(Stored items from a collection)
_____
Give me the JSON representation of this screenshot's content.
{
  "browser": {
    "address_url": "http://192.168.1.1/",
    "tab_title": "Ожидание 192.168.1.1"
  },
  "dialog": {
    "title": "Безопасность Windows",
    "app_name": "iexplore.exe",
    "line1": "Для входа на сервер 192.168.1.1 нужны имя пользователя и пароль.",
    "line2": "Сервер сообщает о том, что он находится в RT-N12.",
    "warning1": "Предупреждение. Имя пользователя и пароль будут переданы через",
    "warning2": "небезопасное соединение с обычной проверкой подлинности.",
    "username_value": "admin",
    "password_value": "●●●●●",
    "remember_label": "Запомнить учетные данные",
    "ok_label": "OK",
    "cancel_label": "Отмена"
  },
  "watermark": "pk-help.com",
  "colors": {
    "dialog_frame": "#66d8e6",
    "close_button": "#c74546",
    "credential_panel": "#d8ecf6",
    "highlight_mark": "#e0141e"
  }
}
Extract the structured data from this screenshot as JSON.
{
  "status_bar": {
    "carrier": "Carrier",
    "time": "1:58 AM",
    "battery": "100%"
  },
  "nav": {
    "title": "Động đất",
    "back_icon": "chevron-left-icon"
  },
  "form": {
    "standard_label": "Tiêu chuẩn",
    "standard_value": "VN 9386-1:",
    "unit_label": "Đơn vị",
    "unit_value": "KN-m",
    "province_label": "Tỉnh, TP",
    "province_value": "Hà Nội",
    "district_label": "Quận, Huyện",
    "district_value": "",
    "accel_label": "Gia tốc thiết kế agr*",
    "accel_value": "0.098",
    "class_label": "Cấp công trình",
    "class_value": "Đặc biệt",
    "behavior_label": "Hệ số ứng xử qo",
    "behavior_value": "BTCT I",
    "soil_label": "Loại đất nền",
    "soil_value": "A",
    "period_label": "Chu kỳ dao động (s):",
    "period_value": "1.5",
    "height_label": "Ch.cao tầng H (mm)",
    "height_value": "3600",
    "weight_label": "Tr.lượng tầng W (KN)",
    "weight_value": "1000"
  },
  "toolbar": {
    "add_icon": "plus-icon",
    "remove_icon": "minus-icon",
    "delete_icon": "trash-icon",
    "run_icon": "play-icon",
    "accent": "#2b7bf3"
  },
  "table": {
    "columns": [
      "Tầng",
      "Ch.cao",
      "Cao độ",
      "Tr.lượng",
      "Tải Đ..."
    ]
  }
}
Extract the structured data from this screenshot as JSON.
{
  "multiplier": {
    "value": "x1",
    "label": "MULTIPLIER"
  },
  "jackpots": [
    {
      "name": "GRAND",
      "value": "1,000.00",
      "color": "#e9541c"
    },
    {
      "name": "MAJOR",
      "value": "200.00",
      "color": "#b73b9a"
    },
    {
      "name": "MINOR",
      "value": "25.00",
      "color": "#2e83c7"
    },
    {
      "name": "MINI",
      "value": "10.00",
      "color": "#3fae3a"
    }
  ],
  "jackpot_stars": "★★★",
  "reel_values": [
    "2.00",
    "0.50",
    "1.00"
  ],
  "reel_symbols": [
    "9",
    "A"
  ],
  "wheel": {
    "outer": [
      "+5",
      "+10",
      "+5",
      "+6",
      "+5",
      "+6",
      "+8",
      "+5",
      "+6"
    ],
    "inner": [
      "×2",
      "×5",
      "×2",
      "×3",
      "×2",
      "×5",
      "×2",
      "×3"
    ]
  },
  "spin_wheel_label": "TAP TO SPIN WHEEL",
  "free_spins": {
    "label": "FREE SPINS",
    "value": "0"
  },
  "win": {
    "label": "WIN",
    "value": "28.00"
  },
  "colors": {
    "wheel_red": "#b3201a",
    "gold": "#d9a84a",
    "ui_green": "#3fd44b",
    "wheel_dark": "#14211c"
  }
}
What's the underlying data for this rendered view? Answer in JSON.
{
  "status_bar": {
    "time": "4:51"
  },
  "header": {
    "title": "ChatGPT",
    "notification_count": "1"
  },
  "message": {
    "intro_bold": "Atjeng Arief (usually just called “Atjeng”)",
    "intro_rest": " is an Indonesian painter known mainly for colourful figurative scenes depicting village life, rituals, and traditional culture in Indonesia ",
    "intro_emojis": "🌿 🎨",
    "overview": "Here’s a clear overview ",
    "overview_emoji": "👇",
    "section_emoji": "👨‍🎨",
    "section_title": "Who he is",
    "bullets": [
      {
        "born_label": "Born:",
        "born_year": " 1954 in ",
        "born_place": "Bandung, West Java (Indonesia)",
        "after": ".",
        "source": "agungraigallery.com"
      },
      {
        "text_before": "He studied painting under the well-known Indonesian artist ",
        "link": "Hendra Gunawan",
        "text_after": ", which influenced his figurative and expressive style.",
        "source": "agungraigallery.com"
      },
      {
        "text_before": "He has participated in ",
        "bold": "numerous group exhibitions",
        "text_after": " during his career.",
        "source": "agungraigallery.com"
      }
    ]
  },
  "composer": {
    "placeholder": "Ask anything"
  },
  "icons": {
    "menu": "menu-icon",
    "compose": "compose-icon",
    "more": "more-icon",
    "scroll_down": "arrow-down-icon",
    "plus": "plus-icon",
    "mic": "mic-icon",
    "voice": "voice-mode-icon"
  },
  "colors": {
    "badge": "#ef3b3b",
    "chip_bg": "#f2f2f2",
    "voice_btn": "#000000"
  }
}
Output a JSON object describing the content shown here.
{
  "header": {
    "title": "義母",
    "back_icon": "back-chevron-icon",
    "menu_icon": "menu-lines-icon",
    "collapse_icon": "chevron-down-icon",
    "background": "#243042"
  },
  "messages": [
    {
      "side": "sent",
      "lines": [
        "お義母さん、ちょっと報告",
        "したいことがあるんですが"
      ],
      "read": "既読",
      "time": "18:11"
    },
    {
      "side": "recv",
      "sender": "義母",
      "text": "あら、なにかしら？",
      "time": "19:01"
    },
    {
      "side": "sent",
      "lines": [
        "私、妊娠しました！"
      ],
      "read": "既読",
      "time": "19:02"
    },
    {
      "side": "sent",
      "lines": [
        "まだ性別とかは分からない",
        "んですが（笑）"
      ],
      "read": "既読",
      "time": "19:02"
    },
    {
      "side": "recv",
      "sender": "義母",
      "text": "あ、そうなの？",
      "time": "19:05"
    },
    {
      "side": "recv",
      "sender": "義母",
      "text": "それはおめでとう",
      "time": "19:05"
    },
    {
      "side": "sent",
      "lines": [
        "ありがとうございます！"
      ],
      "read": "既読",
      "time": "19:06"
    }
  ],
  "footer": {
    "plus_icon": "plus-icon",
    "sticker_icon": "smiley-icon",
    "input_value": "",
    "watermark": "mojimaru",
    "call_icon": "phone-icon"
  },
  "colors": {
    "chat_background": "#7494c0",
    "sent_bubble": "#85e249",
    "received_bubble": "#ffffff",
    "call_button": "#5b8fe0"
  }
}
_____
* _The exercise_
Write out the records shown above, exactly as they appear.

* _Full output_
Give me the JSON representation of this screenshot's content.
{
  "browser": {
    "address_url": "http://192.168.1.1/",
    "tab_title": "Ожидание 192.168.1.1"
  },
  "dialog": {
    "title": "Безопасность Windows",
    "app_name": "iexplore.exe",
    "line1": "Для входа на сервер 192.168.1.1 нужны имя пользователя и пароль.",
    "line2": "Сервер сообщает о том, что он находится в RT-N12.",
    "warning1": "Предупреждение. Имя пользователя и пароль будут переданы через",
    "warning2": "небезопасное соединение с обычной проверкой подлинности.",
    "username_value": "admin",
    "password_value": "●●●●●",
    "remember_label": "Запомнить учетные данные",
    "ok_label": "OK",
    "cancel_label": "Отмена"
  },
  "watermark": "pk-help.com",
  "colors": {
    "dialog_frame": "#66d8e6",
    "close_button": "#c74546",
    "credential_panel": "#d8ecf6",
    "highlight_mark": "#e0141e"
  }
}
Extract the structured data from this screenshot as JSON.
{
  "status_bar": {
    "carrier": "Carrier",
    "time": "1:58 AM",
    "battery": "100%"
  },
  "nav": {
    "title": "Động đất",
    "back_icon": "chevron-left-icon"
  },
  "form": {
    "standard_label": "Tiêu chuẩn",
    "standard_value": "VN 9386-1:",
    "unit_label": "Đơn vị",
    "unit_value": "KN-m",
    "province_label": "Tỉnh, TP",
    "province_value": "Hà Nội",
    "district_label": "Quận, Huyện",
    "district_value": "",
    "accel_label": "Gia tốc thiết kế agr*",
    "accel_value": "0.098",
    "class_label": "Cấp công trình",
    "class_value": "Đặc biệt",
    "behavior_label": "Hệ số ứng xử qo",
    "behavior_value": "BTCT I",
    "soil_label": "Loại đất nền",
    "soil_value": "A",
    "period_label": "Chu kỳ dao động (s):",
    "period_value": "1.5",
    "height_label": "Ch.cao tầng H (mm)",
    "height_value": "3600",
    "weight_label": "Tr.lượng tầng W (KN)",
    "weight_value": "1000"
  },
  "toolbar": {
    "add_icon": "plus-icon",
    "remove_icon": "minus-icon",
    "delete_icon": "trash-icon",
    "run_icon": "play-icon",
    "accent": "#2b7bf3"
  },
  "table": {
    "columns": [
      "Tầng",
      "Ch.cao",
      "Cao độ",
      "Tr.lượng",
      "Tải Đ..."
    ]
  }
}
Extract the structured data from this screenshot as JSON.
{
  "multiplier": {
    "value": "x1",
    "label": "MULTIPLIER"
  },
  "jackpots": [
    {
      "name": "GRAND",
      "value": "1,000.00",
      "color": "#e9541c"
    },
    {
      "name": "MAJOR",
      "value": "200.00",
      "color": "#b73b9a"
    },
    {
      "name": "MINOR",
      "value": "25.00",
      "color": "#2e83c7"
    },
    {
      "name": "MINI",
      "value": "10.00",
      "color": "#3fae3a"
    }
  ],
  "jackpot_stars": "★★★",
  "reel_values": [
    "2.00",
    "0.50",
    "1.00"
  ],
  "reel_symbols": [
    "9",
    "A"
  ],
  "wheel": {
    "outer": [
      "+5",
      "+10",
      "+5",
      "+6",
      "+5",
      "+6",
      "+8",
      "+5",
      "+6"
    ],
    "inner": [
      "×2",
      "×5",
      "×2",
      "×3",
      "×2",
      "×5",
      "×2",
      "×3"
    ]
  },
  "spin_wheel_label": "TAP TO SPIN WHEEL",
  "free_spins": {
    "label": "FREE SPINS",
    "value": "0"
  },
  "win": {
    "label": "WIN",
    "value": "28.00"
  },
  "colors": {
    "wheel_red": "#b3201a",
    "gold": "#d9a84a",
    "ui_green": "#3fd44b",
    "wheel_dark": "#14211c"
  }
}
What's the underlying data for this rendered view? Answer in JSON.
{
  "status_bar": {
    "time": "4:51"
  },
  "header": {
    "title": "ChatGPT",
    "notification_count": "1"
  },
  "message": {
    "intro_bold": "Atjeng Arief (usually just called “Atjeng”)",
    "intro_rest": " is an Indonesian painter known mainly for colourful figurative scenes depicting village life, rituals, and traditional culture in Indonesia ",
    "intro_emojis": "🌿 🎨",
    "overview": "Here’s a clear overview ",
    "overview_emoji": "👇",
    "section_emoji": "👨‍🎨",
    "section_title": "Who he is",
    "bullets": [
      {
        "born_label": "Born:",
        "born_year": " 1954 in ",
        "born_place": "Bandung, West Java (Indonesia)",
        "after": ".",
        "source": "agungraigallery.com"
      },
      {
        "text_before": "He studied painting under the well-known Indonesian artist ",
        "link": "Hendra Gunawan",
        "text_after": ", which influenced his figurative and expressive style.",
        "source": "agungraigallery.com"
      },
      {
        "text_before": "He has participated in ",
        "bold": "numerous group exhibitions",
        "text_after": " during his career.",
        "source": "agungraigallery.com"
      }
    ]
  },
  "composer": {
    "placeholder": "Ask anything"
  },
  "icons": {
    "menu": "menu-icon",
    "compose": "compose-icon",
    "more": "more-icon",
    "scroll_down": "arrow-down-icon",
    "plus": "plus-icon",
    "mic": "mic-icon",
    "voice": "voice-mode-icon"
  },
  "colors": {
    "badge": "#ef3b3b",
    "chip_bg": "#f2f2f2",
    "voice_btn": "#000000"
  }
}
Output a JSON object describing the content shown here.
{
  "header": {
    "title": "義母",
    "back_icon": "back-chevron-icon",
    "menu_icon": "menu-lines-icon",
    "collapse_icon": "chevron-down-icon",
    "background": "#243042"
  },
  "messages": [
    {
      "side": "sent",
      "lines": [
        "お義母さん、ちょっと報告",
        "したいことがあるんですが"
      ],
      "read": "既読",
      "time": "18:11"
    },
    {
      "side": "recv",
      "sender": "義母",
      "text": "あら、なにかしら？",
      "time": "19:01"
    },
    {
      "side": "sent",
      "lines": [
        "私、妊娠しました！"
      ],
      "read": "既読",
      "time": "19:02"
    },
    {
      "side": "sent",
      "lines": [
        "まだ性別とかは分からない",
        "んですが（笑）"
      ],
      "read": "既読",
      "time": "19:02"
    },
    {
      "side": "recv",
      "sender": "義母",
      "text": "あ、そうなの？",
      "time": "19:05"
    },
    {
      "side": "recv",
      "sender": "義母",
      "text": "それはおめでとう",
      "time": "19:05"
    },
    {
      "side": "sent",
      "lines": [
        "ありがとうございます！"
      ],
      "read": "既読",
      "time": "19:06"
    }
  ],
  "footer": {
    "plus_icon": "plus-icon",
    "sticker_icon": "smiley-icon",
    "input_value": "",
    "watermark": "mojimaru",
    "call_icon": "phone-icon"
  },
  "colors": {
    "chat_background": "#7494c0",
    "sent_bubble": "#85e249",
    "received_bubble": "#ffffff",
    "call_button": "#5b8fe0"
  }
}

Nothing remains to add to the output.